[TO DO] All entries are to be given again verbatim.

[Collected data entries]
◇ ◇ ◇

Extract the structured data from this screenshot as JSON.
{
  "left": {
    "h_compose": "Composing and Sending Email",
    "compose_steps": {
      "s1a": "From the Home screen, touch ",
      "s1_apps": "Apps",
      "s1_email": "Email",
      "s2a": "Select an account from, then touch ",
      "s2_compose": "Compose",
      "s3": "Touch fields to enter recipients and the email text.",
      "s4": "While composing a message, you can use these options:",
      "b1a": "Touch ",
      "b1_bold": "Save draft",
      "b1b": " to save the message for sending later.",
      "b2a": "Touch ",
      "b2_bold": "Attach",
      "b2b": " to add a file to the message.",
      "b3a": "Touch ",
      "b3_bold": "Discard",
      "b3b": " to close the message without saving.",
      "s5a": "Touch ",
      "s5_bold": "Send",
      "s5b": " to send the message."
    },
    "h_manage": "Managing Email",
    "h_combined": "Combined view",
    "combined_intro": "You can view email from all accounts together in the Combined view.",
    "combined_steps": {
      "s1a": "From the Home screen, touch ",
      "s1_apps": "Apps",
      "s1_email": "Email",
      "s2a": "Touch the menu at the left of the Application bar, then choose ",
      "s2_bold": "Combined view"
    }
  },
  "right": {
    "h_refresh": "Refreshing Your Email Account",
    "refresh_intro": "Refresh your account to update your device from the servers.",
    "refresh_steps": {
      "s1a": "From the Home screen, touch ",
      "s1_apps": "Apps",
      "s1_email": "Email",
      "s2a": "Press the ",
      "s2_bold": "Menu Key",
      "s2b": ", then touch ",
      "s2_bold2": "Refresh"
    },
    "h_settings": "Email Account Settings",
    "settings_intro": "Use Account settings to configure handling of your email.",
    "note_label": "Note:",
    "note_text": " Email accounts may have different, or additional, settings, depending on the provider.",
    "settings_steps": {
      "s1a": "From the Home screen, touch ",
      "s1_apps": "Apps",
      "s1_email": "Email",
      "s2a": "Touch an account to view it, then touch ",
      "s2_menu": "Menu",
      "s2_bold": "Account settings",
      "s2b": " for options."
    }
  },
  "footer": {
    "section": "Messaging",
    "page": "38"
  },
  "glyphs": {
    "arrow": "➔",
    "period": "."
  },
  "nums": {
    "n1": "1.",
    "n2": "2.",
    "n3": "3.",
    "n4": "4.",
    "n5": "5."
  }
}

◇ ◇ ◇

[WRITTEN SOLUTION]
Extract the structured data from this screenshot as JSON.
{
  "left": {
    "h_compose": "Composing and Sending Email",
    "compose_steps": {
      "s1a": "From the Home screen, touch ",
      "s1_apps": "Apps",
      "s1_email": "Email",
      "s2a": "Select an account from, then touch ",
      "s2_compose": "Compose",
      "s3": "Touch fields to enter recipients and the email text.",
      "s4": "While composing a message, you can use these options:",
      "b1a": "Touch ",
      "b1_bold": "Save draft",
      "b1b": " to save the message for sending later.",
      "b2a": "Touch ",
      "b2_bold": "Attach",
      "b2b": " to add a file to the message.",
      "b3a": "Touch ",
      "b3_bold": "Discard",
      "b3b": " to close the message without saving.",
      "s5a": "Touch ",
      "s5_bold": "Send",
      "s5b": " to send the message."
    },
    "h_manage": "Managing Email",
    "h_combined": "Combined view",
    "combined_intro": "You can view email from all accounts together in the Combined view.",
    "combined_steps": {
      "s1a": "From the Home screen, touch ",
      "s1_apps": "Apps",
      "s1_email": "Email",
      "s2a": "Touch the menu at the left of the Application bar, then choose ",
      "s2_bold": "Combined view"
    }
  },
  "right": {
    "h_refresh": "Refreshing Your Email Account",
    "refresh_intro": "Refresh your account to update your device from the servers.",
    "refresh_steps": {
      "s1a": "From the Home screen, touch ",
      "s1_apps": "Apps",
      "s1_email": "Email",
      "s2a": "Press the ",
      "s2_bold": "Menu Key",
      "s2b": ", then touch ",
      "s2_bold2": "Refresh"
    },
    "h_settings": "Email Account Settings",
    "settings_intro": "Use Account settings to configure handling of your email.",
    "note_label": "Note:",
    "note_text": " Email accounts may have different, or additional, settings, depending on the provider.",
    "settings_steps": {
      "s1a": "From the Home screen, touch ",
      "s1_apps": "Apps",
      "s1_email": "Email",
      "s2a": "Touch an account to view it, then touch ",
      "s2_menu": "Menu",
      "s2_bold": "Account settings",
      "s2b": " for options."
    }
  },
  "footer": {
    "section": "Messaging",
    "page": "38"
  },
  "glyphs": {
    "arrow": "➔",
    "period": "."
  },
  "nums": {
    "n1": "1.",
    "n2": "2.",
    "n3": "3.",
    "n4": "4.",
    "n5": "5."
  }
}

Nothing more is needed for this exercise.